* Source data *
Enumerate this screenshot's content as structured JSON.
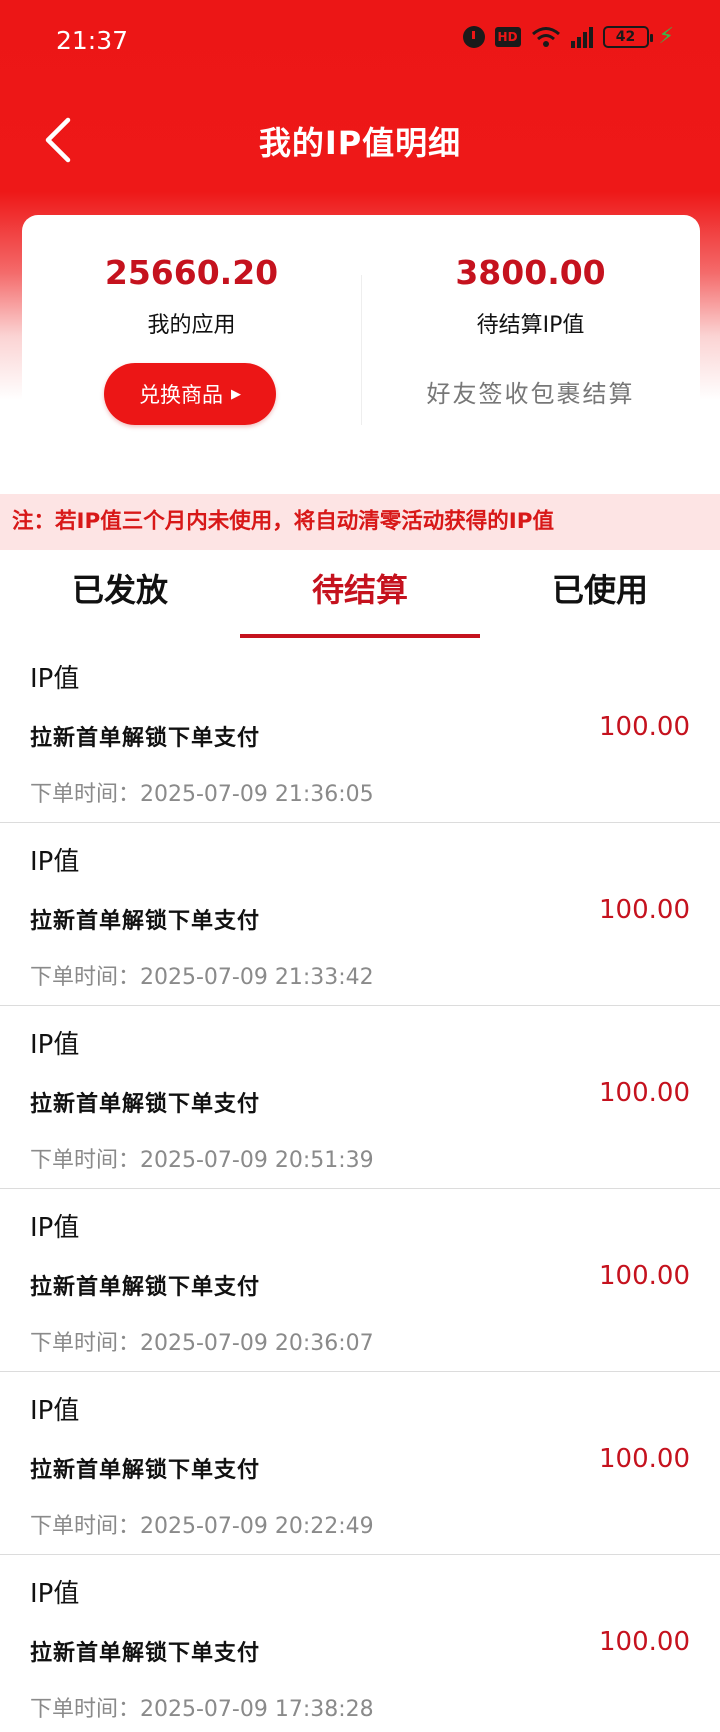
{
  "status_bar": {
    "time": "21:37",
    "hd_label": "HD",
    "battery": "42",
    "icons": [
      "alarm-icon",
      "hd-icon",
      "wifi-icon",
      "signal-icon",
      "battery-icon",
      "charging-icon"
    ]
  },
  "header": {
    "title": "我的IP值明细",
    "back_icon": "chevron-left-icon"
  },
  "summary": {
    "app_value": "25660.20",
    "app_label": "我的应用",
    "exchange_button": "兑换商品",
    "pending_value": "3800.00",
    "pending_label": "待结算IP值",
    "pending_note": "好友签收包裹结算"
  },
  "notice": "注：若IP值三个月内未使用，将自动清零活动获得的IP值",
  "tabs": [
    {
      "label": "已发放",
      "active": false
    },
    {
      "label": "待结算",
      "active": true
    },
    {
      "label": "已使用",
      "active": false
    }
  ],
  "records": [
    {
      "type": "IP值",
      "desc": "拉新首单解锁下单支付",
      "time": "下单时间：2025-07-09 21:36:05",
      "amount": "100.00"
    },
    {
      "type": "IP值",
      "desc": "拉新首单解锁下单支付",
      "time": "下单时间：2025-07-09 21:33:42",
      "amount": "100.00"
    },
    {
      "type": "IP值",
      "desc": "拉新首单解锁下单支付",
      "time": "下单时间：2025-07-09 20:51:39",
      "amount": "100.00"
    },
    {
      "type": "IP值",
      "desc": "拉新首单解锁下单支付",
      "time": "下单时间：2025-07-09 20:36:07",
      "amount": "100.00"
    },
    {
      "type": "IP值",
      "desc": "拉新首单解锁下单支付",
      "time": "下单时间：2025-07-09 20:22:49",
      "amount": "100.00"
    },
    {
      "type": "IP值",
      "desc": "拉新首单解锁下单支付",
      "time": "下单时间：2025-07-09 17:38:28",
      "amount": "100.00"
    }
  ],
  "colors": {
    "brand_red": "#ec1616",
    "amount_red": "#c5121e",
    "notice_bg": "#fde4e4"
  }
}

==

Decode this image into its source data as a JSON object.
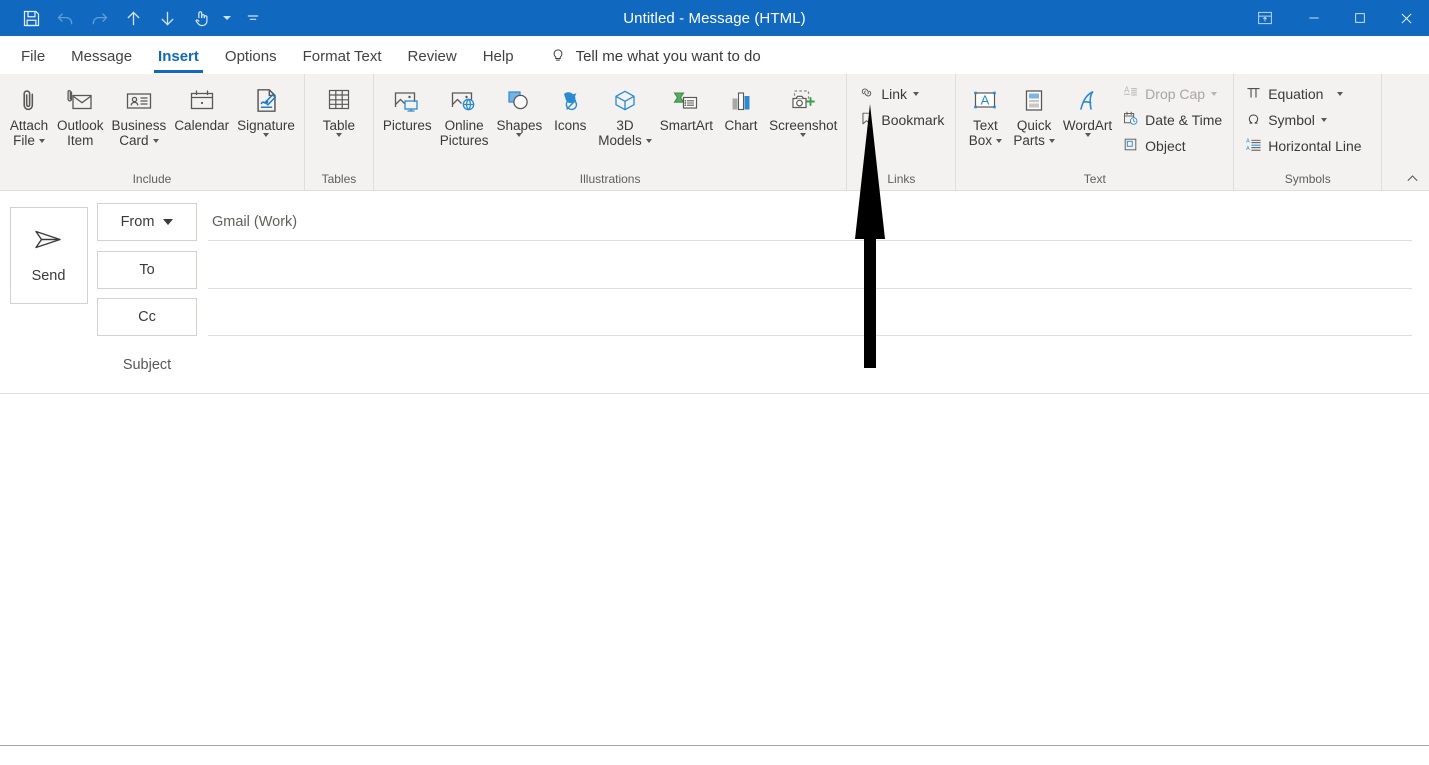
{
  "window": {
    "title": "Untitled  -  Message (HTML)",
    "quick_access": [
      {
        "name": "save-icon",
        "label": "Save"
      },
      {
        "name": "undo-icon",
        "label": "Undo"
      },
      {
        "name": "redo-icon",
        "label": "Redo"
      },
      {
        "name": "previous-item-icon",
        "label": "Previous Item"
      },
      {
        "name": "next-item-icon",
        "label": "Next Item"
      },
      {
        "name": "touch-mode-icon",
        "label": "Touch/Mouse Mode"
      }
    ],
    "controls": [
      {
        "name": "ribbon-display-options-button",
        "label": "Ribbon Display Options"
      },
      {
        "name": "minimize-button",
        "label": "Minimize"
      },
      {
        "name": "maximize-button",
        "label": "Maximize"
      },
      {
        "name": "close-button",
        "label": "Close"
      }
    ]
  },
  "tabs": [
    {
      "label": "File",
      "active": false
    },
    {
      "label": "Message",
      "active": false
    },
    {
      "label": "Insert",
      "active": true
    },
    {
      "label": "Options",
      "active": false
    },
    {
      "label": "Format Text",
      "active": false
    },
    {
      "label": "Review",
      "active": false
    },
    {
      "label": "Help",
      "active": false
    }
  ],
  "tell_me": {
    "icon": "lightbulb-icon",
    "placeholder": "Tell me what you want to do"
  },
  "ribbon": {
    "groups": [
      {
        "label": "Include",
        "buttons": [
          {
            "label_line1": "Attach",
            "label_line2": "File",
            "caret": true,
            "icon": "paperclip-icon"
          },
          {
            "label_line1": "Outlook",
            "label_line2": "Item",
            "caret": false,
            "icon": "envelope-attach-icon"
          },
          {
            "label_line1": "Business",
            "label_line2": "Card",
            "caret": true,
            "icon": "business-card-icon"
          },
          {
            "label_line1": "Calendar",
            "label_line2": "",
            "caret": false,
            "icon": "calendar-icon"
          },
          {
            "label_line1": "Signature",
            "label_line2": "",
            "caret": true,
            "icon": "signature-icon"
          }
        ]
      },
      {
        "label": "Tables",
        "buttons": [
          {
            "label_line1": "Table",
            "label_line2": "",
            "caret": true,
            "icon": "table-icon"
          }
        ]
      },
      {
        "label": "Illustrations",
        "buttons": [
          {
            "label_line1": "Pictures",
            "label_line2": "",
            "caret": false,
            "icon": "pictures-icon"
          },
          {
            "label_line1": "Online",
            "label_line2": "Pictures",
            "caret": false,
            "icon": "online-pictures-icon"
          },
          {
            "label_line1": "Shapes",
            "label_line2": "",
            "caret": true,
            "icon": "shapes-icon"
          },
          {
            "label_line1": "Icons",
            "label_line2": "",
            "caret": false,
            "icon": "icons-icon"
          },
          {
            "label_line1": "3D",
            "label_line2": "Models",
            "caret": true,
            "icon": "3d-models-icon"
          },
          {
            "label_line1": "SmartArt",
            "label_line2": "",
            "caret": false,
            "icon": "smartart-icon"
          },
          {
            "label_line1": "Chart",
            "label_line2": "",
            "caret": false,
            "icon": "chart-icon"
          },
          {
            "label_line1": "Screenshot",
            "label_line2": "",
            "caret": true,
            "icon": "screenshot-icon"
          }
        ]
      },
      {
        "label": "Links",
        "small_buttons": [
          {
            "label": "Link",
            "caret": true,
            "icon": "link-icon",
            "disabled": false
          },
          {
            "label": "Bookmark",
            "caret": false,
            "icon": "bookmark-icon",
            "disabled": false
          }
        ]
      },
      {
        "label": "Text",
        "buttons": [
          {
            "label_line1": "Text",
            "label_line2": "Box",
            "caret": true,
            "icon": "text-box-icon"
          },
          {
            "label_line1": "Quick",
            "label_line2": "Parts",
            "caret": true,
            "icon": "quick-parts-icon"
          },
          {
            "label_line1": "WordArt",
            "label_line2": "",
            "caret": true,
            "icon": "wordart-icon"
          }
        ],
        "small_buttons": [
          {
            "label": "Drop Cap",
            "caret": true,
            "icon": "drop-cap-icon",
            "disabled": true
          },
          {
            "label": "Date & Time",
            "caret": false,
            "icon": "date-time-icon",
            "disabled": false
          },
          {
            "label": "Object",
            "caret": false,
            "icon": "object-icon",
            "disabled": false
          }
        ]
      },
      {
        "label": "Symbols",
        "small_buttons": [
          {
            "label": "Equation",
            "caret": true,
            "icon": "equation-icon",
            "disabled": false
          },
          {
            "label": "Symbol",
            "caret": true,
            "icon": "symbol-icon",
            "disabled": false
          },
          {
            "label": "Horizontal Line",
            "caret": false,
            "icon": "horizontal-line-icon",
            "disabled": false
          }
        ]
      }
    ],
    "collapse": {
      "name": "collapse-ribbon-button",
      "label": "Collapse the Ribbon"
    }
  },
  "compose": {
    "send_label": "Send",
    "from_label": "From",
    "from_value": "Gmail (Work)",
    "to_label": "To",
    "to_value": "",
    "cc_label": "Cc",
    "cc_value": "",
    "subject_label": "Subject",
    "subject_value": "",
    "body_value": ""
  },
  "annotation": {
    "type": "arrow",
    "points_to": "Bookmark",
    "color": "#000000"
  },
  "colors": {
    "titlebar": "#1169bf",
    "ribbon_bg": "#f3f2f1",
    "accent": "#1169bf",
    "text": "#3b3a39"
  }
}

* What to do *
Check each line of the records above for the string "Message", and report every line that has it.

* Result for this task *
    "title": "Untitled  -  Message (HTML)",
      "label": "Message",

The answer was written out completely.